--- START ---

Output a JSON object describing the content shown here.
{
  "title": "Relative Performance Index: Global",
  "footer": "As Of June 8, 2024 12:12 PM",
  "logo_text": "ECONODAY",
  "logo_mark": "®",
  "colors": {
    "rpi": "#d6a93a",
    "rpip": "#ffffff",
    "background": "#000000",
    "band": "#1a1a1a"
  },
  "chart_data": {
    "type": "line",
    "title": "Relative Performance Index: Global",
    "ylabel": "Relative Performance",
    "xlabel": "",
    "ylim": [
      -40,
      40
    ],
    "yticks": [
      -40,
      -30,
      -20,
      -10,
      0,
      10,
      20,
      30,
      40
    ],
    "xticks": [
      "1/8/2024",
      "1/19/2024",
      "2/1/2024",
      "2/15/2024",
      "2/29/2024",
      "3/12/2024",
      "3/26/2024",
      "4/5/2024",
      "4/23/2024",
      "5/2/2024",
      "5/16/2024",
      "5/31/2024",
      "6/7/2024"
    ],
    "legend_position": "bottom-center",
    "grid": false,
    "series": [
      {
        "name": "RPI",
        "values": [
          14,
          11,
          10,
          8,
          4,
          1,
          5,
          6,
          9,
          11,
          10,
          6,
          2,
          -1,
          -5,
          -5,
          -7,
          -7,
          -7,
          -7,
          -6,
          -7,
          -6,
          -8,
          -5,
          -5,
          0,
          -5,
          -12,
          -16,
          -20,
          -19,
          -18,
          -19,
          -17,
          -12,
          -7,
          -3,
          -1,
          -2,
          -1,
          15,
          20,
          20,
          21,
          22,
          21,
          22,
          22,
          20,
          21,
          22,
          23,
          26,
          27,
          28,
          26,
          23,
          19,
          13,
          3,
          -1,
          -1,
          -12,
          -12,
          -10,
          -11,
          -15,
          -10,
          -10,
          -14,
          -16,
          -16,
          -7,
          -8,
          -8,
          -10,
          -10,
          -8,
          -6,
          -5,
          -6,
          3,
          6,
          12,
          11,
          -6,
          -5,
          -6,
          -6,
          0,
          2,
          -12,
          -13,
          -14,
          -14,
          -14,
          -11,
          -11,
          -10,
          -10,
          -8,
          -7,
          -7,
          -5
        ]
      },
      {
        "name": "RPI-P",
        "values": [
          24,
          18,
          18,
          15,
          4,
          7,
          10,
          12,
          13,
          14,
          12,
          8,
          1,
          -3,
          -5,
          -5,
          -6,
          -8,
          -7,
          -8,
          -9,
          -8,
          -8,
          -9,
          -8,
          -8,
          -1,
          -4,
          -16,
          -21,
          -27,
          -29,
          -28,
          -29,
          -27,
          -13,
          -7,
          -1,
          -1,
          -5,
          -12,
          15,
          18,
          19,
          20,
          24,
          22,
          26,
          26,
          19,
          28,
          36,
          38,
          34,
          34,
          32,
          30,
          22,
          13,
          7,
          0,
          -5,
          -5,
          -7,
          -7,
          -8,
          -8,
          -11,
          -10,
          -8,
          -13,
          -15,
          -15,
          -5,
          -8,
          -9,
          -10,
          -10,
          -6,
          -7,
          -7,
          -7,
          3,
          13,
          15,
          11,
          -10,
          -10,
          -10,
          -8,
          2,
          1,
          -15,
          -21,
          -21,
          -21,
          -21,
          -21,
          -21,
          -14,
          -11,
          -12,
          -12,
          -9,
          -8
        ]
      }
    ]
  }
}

--- END ---

* [Stated problem]:
Pick out and copy the lines of the entries that hold the string "Global".

* [Answer to the exercise]:
  "title": "Relative Performance Index: Global",
    "title": "Relative Performance Index: Global",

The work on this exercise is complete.